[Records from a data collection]
----------------

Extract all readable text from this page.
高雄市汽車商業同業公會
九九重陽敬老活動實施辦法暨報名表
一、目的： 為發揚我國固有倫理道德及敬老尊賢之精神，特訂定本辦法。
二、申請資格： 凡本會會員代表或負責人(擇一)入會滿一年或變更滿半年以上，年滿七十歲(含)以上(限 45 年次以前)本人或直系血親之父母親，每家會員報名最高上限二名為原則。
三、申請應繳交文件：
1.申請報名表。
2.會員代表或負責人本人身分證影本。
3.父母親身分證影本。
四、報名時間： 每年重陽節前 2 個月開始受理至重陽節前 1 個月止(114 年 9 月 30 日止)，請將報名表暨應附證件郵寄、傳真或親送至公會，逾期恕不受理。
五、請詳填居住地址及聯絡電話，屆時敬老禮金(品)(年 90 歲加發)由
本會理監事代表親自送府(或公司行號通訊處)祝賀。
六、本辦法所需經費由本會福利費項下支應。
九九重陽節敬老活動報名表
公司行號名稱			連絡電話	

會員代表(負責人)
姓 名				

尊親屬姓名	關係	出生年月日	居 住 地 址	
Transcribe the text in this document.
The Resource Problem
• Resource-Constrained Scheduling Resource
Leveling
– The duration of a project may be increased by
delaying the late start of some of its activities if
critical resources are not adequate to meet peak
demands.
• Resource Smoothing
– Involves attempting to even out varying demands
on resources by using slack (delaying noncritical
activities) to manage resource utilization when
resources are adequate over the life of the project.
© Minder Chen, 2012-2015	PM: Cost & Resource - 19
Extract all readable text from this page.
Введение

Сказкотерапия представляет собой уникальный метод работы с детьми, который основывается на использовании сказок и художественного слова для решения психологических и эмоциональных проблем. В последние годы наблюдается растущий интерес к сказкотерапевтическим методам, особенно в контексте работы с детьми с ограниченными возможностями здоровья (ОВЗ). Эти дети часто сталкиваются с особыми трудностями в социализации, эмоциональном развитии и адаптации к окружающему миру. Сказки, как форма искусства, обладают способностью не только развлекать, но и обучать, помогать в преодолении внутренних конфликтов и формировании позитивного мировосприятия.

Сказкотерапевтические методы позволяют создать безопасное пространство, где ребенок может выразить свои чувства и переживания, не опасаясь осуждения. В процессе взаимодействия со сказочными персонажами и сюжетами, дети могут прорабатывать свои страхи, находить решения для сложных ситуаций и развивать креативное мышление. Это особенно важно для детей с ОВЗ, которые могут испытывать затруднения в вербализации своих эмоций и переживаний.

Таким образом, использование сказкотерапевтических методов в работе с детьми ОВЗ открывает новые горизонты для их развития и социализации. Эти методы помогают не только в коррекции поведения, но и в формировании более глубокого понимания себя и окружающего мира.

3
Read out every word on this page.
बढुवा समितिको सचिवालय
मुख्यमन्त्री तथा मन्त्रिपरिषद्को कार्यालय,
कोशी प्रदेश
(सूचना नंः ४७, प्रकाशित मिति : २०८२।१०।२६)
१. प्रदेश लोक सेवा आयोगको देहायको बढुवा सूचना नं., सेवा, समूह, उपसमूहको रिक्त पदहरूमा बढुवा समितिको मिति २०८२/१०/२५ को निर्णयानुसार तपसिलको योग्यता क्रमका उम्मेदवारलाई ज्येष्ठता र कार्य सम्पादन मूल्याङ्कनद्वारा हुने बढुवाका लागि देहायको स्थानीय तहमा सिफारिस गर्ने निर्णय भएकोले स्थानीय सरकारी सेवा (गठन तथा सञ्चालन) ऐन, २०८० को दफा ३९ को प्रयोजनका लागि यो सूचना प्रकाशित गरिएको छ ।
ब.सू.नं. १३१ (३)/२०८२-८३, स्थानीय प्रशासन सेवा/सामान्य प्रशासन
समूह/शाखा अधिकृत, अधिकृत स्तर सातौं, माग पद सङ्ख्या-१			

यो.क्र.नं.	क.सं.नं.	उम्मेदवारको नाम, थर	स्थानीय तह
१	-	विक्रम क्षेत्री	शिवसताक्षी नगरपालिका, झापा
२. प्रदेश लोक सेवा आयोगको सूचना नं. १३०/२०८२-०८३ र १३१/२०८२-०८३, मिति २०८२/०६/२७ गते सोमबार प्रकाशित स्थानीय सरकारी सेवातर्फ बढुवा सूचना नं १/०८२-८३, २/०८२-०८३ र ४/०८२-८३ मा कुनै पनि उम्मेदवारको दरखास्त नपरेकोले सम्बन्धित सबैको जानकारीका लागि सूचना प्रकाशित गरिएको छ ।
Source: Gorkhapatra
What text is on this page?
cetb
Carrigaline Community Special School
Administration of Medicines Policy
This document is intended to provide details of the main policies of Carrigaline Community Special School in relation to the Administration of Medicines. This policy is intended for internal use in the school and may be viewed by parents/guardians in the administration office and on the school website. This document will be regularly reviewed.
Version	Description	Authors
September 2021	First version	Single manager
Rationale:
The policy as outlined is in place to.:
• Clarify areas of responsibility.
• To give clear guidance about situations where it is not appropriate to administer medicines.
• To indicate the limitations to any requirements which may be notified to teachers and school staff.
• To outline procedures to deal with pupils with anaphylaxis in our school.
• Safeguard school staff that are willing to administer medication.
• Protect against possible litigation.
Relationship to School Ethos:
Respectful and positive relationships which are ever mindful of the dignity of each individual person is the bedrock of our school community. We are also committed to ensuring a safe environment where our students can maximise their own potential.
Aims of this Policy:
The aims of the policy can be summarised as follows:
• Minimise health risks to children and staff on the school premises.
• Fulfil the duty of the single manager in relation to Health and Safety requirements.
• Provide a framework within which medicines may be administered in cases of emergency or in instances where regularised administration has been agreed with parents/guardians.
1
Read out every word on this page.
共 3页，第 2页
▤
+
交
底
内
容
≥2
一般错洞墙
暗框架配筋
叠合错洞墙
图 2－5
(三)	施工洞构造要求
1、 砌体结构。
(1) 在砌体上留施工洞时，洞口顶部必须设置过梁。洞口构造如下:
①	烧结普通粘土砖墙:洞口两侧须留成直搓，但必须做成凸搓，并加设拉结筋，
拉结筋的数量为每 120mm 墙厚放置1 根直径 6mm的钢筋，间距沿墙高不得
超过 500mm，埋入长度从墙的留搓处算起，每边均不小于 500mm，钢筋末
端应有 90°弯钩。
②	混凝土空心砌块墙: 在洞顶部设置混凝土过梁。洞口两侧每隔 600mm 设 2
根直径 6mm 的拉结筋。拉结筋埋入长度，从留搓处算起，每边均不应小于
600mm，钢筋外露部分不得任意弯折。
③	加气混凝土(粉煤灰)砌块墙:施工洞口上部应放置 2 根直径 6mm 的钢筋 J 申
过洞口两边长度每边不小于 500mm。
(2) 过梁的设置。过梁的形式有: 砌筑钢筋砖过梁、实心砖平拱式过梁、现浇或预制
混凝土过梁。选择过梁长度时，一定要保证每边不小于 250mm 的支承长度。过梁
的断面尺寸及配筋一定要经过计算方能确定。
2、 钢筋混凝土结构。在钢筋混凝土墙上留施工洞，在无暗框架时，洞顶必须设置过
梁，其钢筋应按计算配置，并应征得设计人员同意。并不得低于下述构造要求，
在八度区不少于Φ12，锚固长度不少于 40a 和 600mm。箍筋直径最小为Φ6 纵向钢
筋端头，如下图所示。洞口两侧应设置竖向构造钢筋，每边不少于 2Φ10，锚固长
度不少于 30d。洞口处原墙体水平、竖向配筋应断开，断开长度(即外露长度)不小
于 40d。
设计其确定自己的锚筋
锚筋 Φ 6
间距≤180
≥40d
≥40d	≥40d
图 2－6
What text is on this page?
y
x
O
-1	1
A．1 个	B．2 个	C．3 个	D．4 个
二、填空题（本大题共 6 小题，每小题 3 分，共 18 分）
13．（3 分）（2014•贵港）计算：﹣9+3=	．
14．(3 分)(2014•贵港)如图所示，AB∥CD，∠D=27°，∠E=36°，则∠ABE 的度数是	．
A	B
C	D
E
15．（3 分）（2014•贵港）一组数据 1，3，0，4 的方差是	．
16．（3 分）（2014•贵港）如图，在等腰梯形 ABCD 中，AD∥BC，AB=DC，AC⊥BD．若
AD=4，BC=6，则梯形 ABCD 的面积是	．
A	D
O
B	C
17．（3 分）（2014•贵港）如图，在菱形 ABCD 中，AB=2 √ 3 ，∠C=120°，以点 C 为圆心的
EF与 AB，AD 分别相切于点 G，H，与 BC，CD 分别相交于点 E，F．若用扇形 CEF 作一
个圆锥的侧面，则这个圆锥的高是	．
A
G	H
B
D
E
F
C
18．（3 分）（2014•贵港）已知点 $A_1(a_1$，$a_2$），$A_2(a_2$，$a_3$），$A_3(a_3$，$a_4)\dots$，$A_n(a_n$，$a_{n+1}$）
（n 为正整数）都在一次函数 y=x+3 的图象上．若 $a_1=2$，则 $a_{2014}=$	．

----------------

§ **WRITTEN PROBLEM**:
Output a single number: how many lines contain the word "manager".

§ **RESPONSE TO THE EXERCISE**:
2